DATASET EXTRACT:
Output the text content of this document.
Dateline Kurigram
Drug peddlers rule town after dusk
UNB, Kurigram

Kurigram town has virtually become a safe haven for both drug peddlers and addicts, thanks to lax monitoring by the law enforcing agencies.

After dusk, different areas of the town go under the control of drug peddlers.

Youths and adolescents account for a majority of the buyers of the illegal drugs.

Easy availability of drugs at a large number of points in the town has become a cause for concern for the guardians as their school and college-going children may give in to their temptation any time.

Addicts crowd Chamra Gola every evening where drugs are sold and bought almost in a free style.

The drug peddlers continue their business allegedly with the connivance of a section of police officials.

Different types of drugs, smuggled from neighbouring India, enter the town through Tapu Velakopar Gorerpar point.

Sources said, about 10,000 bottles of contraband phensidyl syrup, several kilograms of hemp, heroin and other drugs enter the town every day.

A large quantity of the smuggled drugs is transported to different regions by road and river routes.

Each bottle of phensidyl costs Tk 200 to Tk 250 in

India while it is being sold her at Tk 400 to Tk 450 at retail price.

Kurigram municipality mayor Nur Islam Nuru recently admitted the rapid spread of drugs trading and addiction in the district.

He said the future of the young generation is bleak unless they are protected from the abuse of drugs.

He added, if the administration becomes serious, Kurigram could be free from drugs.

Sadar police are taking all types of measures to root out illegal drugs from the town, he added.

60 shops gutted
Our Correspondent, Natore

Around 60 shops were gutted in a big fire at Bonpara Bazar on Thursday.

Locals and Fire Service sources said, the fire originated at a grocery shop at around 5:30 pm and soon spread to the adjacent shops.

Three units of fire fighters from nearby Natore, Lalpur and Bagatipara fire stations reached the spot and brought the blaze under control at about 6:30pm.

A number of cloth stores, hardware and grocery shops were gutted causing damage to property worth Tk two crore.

EXERCISE:
Each line in the listing above that contains "were" should be copied.

EXERCISE SOLUTION:
Around 60 shops were gutted in a big fire at Bonpara Bazar on Thursday.
A number of cloth stores, hardware and grocery shops were gutted causing damage to property worth Tk two crore.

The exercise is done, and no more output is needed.